Given instruction:
Scan the listing below. Report each line that includes "Time".

Supplied data:
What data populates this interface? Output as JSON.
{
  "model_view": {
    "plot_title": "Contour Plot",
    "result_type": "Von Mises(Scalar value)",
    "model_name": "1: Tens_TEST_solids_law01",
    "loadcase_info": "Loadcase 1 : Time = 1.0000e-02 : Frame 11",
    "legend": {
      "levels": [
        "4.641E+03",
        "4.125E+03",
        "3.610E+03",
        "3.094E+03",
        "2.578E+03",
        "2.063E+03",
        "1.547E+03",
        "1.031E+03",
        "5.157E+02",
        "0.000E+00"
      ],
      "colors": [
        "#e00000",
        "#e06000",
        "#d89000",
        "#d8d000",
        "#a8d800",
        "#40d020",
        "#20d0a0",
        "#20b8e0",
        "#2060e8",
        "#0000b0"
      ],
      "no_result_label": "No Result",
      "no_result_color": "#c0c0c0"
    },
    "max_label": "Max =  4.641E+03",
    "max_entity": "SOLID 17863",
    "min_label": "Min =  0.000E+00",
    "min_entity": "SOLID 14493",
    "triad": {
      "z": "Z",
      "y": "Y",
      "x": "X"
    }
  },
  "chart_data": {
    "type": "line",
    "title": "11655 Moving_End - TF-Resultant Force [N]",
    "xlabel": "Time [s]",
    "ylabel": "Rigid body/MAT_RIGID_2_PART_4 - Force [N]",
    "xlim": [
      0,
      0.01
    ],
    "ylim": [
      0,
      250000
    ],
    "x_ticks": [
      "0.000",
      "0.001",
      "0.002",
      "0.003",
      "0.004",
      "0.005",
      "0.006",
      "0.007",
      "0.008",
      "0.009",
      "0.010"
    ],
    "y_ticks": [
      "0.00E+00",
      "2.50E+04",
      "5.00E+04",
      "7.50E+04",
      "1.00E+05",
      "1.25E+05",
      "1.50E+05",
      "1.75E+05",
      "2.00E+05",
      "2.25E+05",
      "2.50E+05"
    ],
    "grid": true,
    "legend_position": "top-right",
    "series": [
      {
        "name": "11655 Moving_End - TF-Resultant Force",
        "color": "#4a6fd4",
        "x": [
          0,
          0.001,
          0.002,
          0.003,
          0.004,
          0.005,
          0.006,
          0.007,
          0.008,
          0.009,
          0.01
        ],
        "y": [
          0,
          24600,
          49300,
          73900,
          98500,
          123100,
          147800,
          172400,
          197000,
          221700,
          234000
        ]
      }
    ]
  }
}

The response:
    "loadcase_info": "Loadcase 1 : Time = 1.0000e-02 : Frame 11",
    "xlabel": "Time [s]",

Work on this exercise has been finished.